= TO BE DONE =
Filter out everything except lines holding "this".

= RECORDS TO USE =

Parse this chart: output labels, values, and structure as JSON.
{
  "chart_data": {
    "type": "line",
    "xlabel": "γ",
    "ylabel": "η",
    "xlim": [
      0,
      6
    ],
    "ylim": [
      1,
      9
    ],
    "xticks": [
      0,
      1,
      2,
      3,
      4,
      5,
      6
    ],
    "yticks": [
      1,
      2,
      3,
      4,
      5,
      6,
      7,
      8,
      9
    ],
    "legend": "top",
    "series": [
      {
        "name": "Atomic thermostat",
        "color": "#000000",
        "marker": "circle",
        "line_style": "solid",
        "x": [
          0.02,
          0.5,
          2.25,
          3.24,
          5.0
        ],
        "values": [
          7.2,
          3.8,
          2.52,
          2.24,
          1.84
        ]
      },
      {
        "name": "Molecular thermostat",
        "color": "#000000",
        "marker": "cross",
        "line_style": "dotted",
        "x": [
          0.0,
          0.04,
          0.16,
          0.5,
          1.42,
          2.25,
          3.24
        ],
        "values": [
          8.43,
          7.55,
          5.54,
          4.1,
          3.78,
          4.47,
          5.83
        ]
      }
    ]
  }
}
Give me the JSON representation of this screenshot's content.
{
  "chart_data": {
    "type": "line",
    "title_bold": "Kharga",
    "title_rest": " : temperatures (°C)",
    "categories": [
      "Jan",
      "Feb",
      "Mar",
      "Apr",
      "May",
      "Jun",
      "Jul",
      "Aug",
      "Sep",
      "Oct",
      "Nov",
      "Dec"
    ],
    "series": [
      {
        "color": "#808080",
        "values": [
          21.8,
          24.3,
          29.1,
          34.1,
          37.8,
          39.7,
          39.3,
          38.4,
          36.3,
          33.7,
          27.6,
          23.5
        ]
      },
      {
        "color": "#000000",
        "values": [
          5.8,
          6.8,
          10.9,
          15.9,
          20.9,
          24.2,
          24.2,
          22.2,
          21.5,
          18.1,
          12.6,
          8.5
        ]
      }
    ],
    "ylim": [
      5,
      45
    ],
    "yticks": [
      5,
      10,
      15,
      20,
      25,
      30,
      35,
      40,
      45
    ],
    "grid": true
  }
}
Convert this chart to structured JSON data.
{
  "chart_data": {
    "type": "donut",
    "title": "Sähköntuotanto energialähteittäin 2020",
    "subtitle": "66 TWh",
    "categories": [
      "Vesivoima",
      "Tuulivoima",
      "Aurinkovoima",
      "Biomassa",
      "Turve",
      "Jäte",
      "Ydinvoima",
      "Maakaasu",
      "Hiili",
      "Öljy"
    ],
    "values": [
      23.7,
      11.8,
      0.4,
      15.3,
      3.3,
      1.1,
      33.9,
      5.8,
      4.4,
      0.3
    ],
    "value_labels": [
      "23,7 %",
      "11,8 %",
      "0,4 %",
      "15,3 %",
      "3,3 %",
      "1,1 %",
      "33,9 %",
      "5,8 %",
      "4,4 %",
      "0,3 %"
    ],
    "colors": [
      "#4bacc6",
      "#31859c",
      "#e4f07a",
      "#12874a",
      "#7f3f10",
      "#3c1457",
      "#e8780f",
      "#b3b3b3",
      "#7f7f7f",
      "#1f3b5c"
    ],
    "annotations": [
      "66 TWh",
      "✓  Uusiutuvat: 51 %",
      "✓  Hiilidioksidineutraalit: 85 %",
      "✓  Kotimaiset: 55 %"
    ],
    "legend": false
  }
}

= EXERCISE RESULT =
Parse this chart: output labels, values, and structure as JSON.
Give me the JSON representation of this screenshot's content.
Convert this chart to structured JSON data.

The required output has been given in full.